### Direction
Your task is to print all of the data word for word.

### Data supplied
"""

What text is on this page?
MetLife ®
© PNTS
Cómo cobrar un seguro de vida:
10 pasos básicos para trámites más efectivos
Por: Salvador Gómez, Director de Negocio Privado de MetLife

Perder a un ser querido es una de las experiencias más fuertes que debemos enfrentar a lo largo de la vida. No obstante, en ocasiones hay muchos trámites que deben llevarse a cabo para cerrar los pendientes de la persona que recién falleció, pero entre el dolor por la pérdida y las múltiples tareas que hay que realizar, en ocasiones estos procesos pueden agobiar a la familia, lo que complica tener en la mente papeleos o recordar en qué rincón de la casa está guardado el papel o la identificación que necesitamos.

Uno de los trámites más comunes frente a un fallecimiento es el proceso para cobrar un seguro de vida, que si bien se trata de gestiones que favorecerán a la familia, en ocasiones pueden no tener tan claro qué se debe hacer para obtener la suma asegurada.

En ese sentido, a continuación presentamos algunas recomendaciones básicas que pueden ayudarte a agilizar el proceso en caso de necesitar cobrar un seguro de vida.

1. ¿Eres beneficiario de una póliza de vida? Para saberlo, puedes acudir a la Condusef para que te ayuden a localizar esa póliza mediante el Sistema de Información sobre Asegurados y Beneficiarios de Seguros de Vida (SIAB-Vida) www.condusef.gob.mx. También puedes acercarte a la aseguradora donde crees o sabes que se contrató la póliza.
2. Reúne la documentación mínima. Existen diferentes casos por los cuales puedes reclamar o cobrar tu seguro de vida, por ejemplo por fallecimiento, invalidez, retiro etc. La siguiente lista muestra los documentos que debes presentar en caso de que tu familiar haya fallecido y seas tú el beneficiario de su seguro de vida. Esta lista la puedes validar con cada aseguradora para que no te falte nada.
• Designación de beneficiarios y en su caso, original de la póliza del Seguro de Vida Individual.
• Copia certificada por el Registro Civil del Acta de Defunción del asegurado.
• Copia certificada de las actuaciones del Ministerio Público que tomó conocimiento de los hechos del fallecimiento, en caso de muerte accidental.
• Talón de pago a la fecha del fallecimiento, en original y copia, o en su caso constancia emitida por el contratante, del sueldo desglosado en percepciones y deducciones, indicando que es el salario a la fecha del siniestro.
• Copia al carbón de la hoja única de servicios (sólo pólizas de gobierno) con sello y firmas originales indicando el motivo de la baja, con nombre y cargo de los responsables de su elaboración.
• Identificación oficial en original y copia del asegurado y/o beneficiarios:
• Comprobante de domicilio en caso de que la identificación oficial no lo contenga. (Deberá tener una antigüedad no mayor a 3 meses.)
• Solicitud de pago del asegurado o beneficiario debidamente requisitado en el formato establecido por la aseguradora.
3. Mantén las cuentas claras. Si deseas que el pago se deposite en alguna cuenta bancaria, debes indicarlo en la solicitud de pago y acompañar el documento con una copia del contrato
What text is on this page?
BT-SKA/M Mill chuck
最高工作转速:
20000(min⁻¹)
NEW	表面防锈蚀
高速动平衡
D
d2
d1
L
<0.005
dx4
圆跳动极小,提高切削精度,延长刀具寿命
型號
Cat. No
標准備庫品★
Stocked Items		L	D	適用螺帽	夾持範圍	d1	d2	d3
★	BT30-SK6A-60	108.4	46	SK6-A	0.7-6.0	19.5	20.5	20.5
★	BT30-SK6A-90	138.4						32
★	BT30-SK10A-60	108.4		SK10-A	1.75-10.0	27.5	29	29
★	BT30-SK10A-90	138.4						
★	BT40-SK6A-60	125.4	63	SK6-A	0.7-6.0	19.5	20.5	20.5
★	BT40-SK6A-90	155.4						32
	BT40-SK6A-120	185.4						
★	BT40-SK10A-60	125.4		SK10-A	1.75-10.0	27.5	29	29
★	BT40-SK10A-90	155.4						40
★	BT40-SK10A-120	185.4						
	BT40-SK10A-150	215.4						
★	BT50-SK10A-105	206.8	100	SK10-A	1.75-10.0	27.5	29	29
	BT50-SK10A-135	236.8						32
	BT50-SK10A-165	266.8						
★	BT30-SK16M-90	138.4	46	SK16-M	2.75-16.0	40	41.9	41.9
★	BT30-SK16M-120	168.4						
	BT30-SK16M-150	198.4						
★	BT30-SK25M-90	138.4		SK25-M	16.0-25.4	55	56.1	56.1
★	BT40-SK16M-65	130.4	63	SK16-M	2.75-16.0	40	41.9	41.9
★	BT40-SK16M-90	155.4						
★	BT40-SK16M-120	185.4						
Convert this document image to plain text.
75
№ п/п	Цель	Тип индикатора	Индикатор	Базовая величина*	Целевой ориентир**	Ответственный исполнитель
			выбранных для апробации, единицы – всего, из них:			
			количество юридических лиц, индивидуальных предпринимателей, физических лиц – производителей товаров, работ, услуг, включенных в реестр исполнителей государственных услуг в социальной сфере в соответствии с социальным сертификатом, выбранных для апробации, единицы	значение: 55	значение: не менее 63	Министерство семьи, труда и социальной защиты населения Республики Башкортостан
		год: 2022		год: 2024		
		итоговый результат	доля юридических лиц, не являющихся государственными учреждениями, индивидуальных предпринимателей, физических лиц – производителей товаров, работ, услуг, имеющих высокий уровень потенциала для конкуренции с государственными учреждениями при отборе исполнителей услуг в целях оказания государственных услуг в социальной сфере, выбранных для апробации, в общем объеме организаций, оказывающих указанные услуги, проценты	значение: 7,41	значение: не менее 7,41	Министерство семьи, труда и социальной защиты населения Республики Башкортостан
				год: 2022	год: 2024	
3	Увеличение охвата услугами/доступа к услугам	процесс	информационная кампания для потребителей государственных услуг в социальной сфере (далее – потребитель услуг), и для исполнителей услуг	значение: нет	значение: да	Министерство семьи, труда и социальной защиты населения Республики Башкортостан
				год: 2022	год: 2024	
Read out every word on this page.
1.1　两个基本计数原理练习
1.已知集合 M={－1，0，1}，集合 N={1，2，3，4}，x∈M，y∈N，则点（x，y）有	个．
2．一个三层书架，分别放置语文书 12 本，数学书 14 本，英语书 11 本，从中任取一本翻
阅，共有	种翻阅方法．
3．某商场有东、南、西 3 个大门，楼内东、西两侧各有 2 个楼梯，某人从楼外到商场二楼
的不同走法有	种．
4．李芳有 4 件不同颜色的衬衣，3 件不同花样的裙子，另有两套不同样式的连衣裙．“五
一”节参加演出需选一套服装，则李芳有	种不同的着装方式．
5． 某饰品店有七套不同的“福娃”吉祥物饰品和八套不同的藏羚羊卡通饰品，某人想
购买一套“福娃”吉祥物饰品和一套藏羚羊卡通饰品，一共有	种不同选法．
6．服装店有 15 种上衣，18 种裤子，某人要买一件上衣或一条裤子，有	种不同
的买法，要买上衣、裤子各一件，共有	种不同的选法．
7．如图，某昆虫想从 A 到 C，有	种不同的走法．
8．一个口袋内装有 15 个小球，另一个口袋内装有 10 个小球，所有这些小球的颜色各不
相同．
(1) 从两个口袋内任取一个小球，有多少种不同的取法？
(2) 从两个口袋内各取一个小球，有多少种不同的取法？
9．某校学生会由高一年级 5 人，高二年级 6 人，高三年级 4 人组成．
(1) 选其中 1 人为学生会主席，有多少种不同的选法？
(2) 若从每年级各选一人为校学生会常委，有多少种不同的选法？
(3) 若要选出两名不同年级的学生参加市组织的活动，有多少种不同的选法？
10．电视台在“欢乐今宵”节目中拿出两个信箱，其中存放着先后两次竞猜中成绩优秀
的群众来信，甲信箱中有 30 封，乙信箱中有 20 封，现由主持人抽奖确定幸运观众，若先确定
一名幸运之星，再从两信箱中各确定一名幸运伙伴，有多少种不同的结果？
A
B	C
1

"""

### Solution below
What text is on this page?
MetLife ®
© PNTS
Cómo cobrar un seguro de vida:
10 pasos básicos para trámites más efectivos
Por: Salvador Gómez, Director de Negocio Privado de MetLife

Perder a un ser querido es una de las experiencias más fuertes que debemos enfrentar a lo largo de la vida. No obstante, en ocasiones hay muchos trámites que deben llevarse a cabo para cerrar los pendientes de la persona que recién falleció, pero entre el dolor por la pérdida y las múltiples tareas que hay que realizar, en ocasiones estos procesos pueden agobiar a la familia, lo que complica tener en la mente papeleos o recordar en qué rincón de la casa está guardado el papel o la identificación que necesitamos.

Uno de los trámites más comunes frente a un fallecimiento es el proceso para cobrar un seguro de vida, que si bien se trata de gestiones que favorecerán a la familia, en ocasiones pueden no tener tan claro qué se debe hacer para obtener la suma asegurada.

En ese sentido, a continuación presentamos algunas recomendaciones básicas que pueden ayudarte a agilizar el proceso en caso de necesitar cobrar un seguro de vida.

1. ¿Eres beneficiario de una póliza de vida? Para saberlo, puedes acudir a la Condusef para que te ayuden a localizar esa póliza mediante el Sistema de Información sobre Asegurados y Beneficiarios de Seguros de Vida (SIAB-Vida) www.condusef.gob.mx. También puedes acercarte a la aseguradora donde crees o sabes que se contrató la póliza.
2. Reúne la documentación mínima. Existen diferentes casos por los cuales puedes reclamar o cobrar tu seguro de vida, por ejemplo por fallecimiento, invalidez, retiro etc. La siguiente lista muestra los documentos que debes presentar en caso de que tu familiar haya fallecido y seas tú el beneficiario de su seguro de vida. Esta lista la puedes validar con cada aseguradora para que no te falte nada.
• Designación de beneficiarios y en su caso, original de la póliza del Seguro de Vida Individual.
• Copia certificada por el Registro Civil del Acta de Defunción del asegurado.
• Copia certificada de las actuaciones del Ministerio Público que tomó conocimiento de los hechos del fallecimiento, en caso de muerte accidental.
• Talón de pago a la fecha del fallecimiento, en original y copia, o en su caso constancia emitida por el contratante, del sueldo desglosado en percepciones y deducciones, indicando que es el salario a la fecha del siniestro.
• Copia al carbón de la hoja única de servicios (sólo pólizas de gobierno) con sello y firmas originales indicando el motivo de la baja, con nombre y cargo de los responsables de su elaboración.
• Identificación oficial en original y copia del asegurado y/o beneficiarios:
• Comprobante de domicilio en caso de que la identificación oficial no lo contenga. (Deberá tener una antigüedad no mayor a 3 meses.)
• Solicitud de pago del asegurado o beneficiario debidamente requisitado en el formato establecido por la aseguradora.
3. Mantén las cuentas claras. Si deseas que el pago se deposite en alguna cuenta bancaria, debes indicarlo en la solicitud de pago y acompañar el documento con una copia del contrato
What text is on this page?
BT-SKA/M Mill chuck
最高工作转速:
20000(min⁻¹)
NEW	表面防锈蚀
高速动平衡
D
d2
d1
L
<0.005
dx4
圆跳动极小,提高切削精度,延长刀具寿命
型號
Cat. No
標准備庫品★
Stocked Items		L	D	適用螺帽	夾持範圍	d1	d2	d3
★	BT30-SK6A-60	108.4	46	SK6-A	0.7-6.0	19.5	20.5	20.5
★	BT30-SK6A-90	138.4						32
★	BT30-SK10A-60	108.4		SK10-A	1.75-10.0	27.5	29	29
★	BT30-SK10A-90	138.4						
★	BT40-SK6A-60	125.4	63	SK6-A	0.7-6.0	19.5	20.5	20.5
★	BT40-SK6A-90	155.4						32
	BT40-SK6A-120	185.4						
★	BT40-SK10A-60	125.4		SK10-A	1.75-10.0	27.5	29	29
★	BT40-SK10A-90	155.4						40
★	BT40-SK10A-120	185.4						
	BT40-SK10A-150	215.4						
★	BT50-SK10A-105	206.8	100	SK10-A	1.75-10.0	27.5	29	29
	BT50-SK10A-135	236.8						32
	BT50-SK10A-165	266.8						
★	BT30-SK16M-90	138.4	46	SK16-M	2.75-16.0	40	41.9	41.9
★	BT30-SK16M-120	168.4						
	BT30-SK16M-150	198.4						
★	BT30-SK25M-90	138.4		SK25-M	16.0-25.4	55	56.1	56.1
★	BT40-SK16M-65	130.4	63	SK16-M	2.75-16.0	40	41.9	41.9
★	BT40-SK16M-90	155.4						
★	BT40-SK16M-120	185.4						
Convert this document image to plain text.
75
№ п/п	Цель	Тип индикатора	Индикатор	Базовая величина*	Целевой ориентир**	Ответственный исполнитель
			выбранных для апробации, единицы – всего, из них:			
			количество юридических лиц, индивидуальных предпринимателей, физических лиц – производителей товаров, работ, услуг, включенных в реестр исполнителей государственных услуг в социальной сфере в соответствии с социальным сертификатом, выбранных для апробации, единицы	значение: 55	значение: не менее 63	Министерство семьи, труда и социальной защиты населения Республики Башкортостан
		год: 2022		год: 2024		
		итоговый результат	доля юридических лиц, не являющихся государственными учреждениями, индивидуальных предпринимателей, физических лиц – производителей товаров, работ, услуг, имеющих высокий уровень потенциала для конкуренции с государственными учреждениями при отборе исполнителей услуг в целях оказания государственных услуг в социальной сфере, выбранных для апробации, в общем объеме организаций, оказывающих указанные услуги, проценты	значение: 7,41	значение: не менее 7,41	Министерство семьи, труда и социальной защиты населения Республики Башкортостан
				год: 2022	год: 2024	
3	Увеличение охвата услугами/доступа к услугам	процесс	информационная кампания для потребителей государственных услуг в социальной сфере (далее – потребитель услуг), и для исполнителей услуг	значение: нет	значение: да	Министерство семьи, труда и социальной защиты населения Республики Башкортостан
				год: 2022	год: 2024	
Read out every word on this page.
1.1　两个基本计数原理练习
1.已知集合 M={－1，0，1}，集合 N={1，2，3，4}，x∈M，y∈N，则点（x，y）有	个．
2．一个三层书架，分别放置语文书 12 本，数学书 14 本，英语书 11 本，从中任取一本翻
阅，共有	种翻阅方法．
3．某商场有东、南、西 3 个大门，楼内东、西两侧各有 2 个楼梯，某人从楼外到商场二楼
的不同走法有	种．
4．李芳有 4 件不同颜色的衬衣，3 件不同花样的裙子，另有两套不同样式的连衣裙．“五
一”节参加演出需选一套服装，则李芳有	种不同的着装方式．
5． 某饰品店有七套不同的“福娃”吉祥物饰品和八套不同的藏羚羊卡通饰品，某人想
购买一套“福娃”吉祥物饰品和一套藏羚羊卡通饰品，一共有	种不同选法．
6．服装店有 15 种上衣，18 种裤子，某人要买一件上衣或一条裤子，有	种不同
的买法，要买上衣、裤子各一件，共有	种不同的选法．
7．如图，某昆虫想从 A 到 C，有	种不同的走法．
8．一个口袋内装有 15 个小球，另一个口袋内装有 10 个小球，所有这些小球的颜色各不
相同．
(1) 从两个口袋内任取一个小球，有多少种不同的取法？
(2) 从两个口袋内各取一个小球，有多少种不同的取法？
9．某校学生会由高一年级 5 人，高二年级 6 人，高三年级 4 人组成．
(1) 选其中 1 人为学生会主席，有多少种不同的选法？
(2) 若从每年级各选一人为校学生会常委，有多少种不同的选法？
(3) 若要选出两名不同年级的学生参加市组织的活动，有多少种不同的选法？
10．电视台在“欢乐今宵”节目中拿出两个信箱，其中存放着先后两次竞猜中成绩优秀
的群众来信，甲信箱中有 30 封，乙信箱中有 20 封，现由主持人抽奖确定幸运观众，若先确定
一名幸运之星，再从两信箱中各确定一名幸运伙伴，有多少种不同的结果？
A
B	C
1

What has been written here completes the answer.